§ PROMPT
Continue the Timberline wood stove forum thread from where it stops.

— Begin PROVIDED PASSAGE —

# Timberline wood stove



## Chrism

My brother has an old Timberline stove he is going to have a chimney sweep look at it wondering what a good stovetop temperature is to run those stoves at. Also any info about Timberline stoves would be greatly appreciated.


----------



## pen

What kind is it?  Is it a single door or a double door model?

pen


----------



## Chrism

Double door


----------



## pen

As a general rule, I'd say to keep the hottest spot you can find on the top (usually on the front top plate, in the middle, just before the step) 700 or under. A jaunt to 750-800 shouldn't split it in 1/2, but that shouldn't be the norm.

If the unit doesn't have a baffle (smoke shelf) already in it, he might consider making one for the stove, especially if the stove collar is on the top of the unit.

In general, I prefer the single door units to the double door for efficiency and burn time/length, but each are good heaters.  

pen


----------



## BrotherBart

If it has a full baffle anything over 500 with dry wood should burn fairly clean. Like Pen said try to hold it under seven hundred. And get used to using a good ladder and chimney brush. Often.


----------



## Chrism

BrotherBart said:


> If it has a full baffle anything over 500 with dry wood should burn fairly clean. Like Pen said try to hold it under seven hundred. And get used to using a good ladder and chimney brush. Often.


Why is that about the ladder and chimney brush? They dont burn clean? No secondary burn?


----------



## pen

Chrism said:


> Why is that about the ladder and chimney brush? They dont burn clean? No secondary burn?


 
They are a pre-epa stove, so they don't have a secondary combustion promoting system in them.

When burning my double door fisher, I swept the chimney monthly for good measure.

pen


----------



## BrotherBart

Chrism said:


> Why is that about the ladder and chimney brush? They dont burn clean? No secondary burn?


 
Timberlines haven't been made since the late eighties because they didn't have secondary burn technology for clean burns to meet the 1988 EPA regs. They started out as a Fisher knockoff.

Thousands of them were sold around here in the eighties.


----------



## Beetle-Kill

First off, do you have access to a-:
welder
grinder
drill press?
If so, PM me, I think I have detailed pics. of my Timberline mods., to add a hefty baffle and secondary air. material cost was less than $100 and well worth it.
And yes, you need to add a rope gasket to the stove, but not the doors. The doors will squish the gasket in place, and it'll work better.
After mods., flue temps @ 900 or so, 10-12 hr. burns, and plenty of heat. Burned as clean as my BK does, if not more so
BUT- it's only worth doing if you can do the work yourself, a welding shop would kill you on cost.

— End PROVIDED PASSAGE —
— Begin DATA EXTRACT —

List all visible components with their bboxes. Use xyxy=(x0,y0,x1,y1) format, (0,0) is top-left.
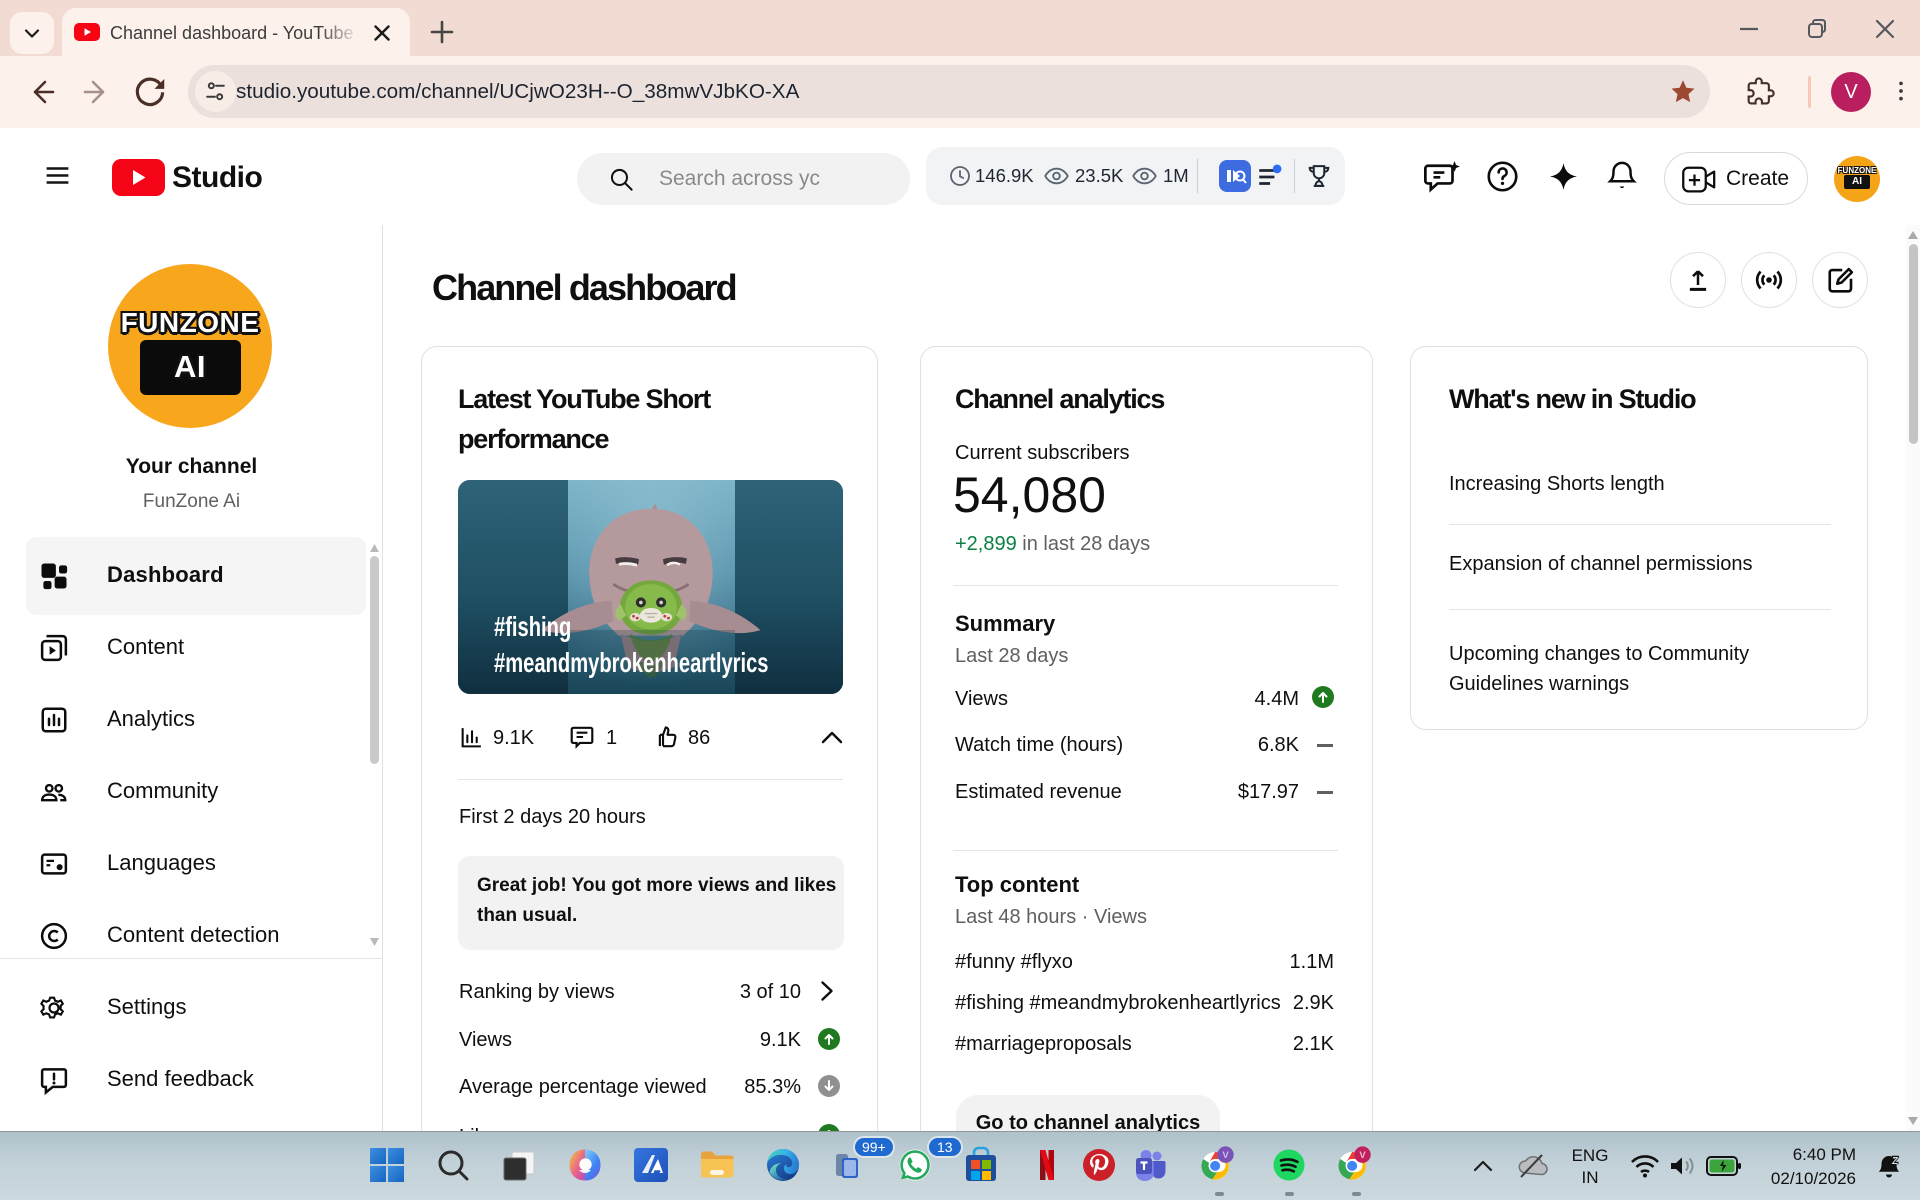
svg-text:V: V xyxy=(1359,1150,1366,1161)
svg-text:V: V xyxy=(1222,1150,1229,1161)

— End DATA EXTRACT —

§ EXPECTED OUTPUT
----------



## Chrism

What are the clearances to combustible on those stoves?   Or do you follow nfpa specs?


----------



## coaly

Chrism said:


> My brother has an old Timberline stove he is going to have a chimney sweep look at it wondering what a good stovetop temperature is to run those stoves at. Also any info about Timberline stoves would be greatly appreciated.



The origin of the stove and details about Cal Cotton is mentioned many times in "The Fisher Stove Story". (pg 71 and 120 among others, just check it out, it's a quick read)  He was a licensed Fisher builder from Idaho, who later talked Bob Fisher into selling him a second license for NY. He moved there to run the new business, and had a manager run his Idaho facility. He later partnered with another Fisher licensee, Duncan (a pig farmer) from Southern IL. to produce the Timberline;
https://www.hearth.com/talk/wiki/bob-fisher/  (click Attachments Tab)

And the following thread;
https://www.hearth.com/talk/threads/timberline.65794/#post-830673

Here's his online presence;
http://www.mazeministry.com/mormonism/testimonies/caljoycerixon.htm


----------



## pen

Unless there is a UL tag that states otherwise on the stove, it's 36 inches clearance to combustibles.  Than can be cut down less by making wall shields with a one inch air gap.

pen


----------



## BrotherBart

Knew Coaly would be along shortly.


----------



## Chrism

Its going go be tucked in a brick lined fireplace. We were going to  use a chimney liner to attach to the stove to vent it.  Its a monster fireplace in an old farm house. Any suggestions on installation??  Thanks for all the info so far.


----------



## Beetle-Kill

I just leaned a couple of boards of Wonderboard against the stone hearth backing. It was crude, but effective. Those clearance requirements were another reason I sold that stove. Just didn't work in that location.
Coaly, my Timberline had a UL tag that said "made in Colorado Springs" on a shield. Does that sound correct?


----------



## coaly

BrotherBart said:


> Knew Coaly would be along shortly.


 
I bit my tongue


----------



## coaly

Beetle-Kill said:


> I just leaned a couple of boards of Wonderboard against the stone hearth backing. It was crude, but effective. Those clearance requirements were another reason I sold that stove. Just didn't work in that location.
> Coaly, my Timberline had a UL tag that said "made in Colorado Springs" on a shield. Does that sound correct?


 
No idea, I just know where Cal was from and the businesses he started. No idea where his stoves were later made. You can probably ask him from his contact information at the bottom of the above web page. Just don't mention me or Bobby Fisher and you'll be fine. 

Listed as built in Syracuse NY and Dover NJ here;
http://www.timberlinespecialty.com/


----------



## coaly

Here's a 1978 news article giving more Timberline company info;
http://news.google.com/newspapers?n...YBjAAAAIBAJ&sjid=8HkNAAAAIBAJ&pg=4332,1024283


----------



## Chrism

Coaly sounds like your a die hard timberline fan!!  Whats the deal?


----------



## coaly

Me ?? They say imitating your invention is the best compliment.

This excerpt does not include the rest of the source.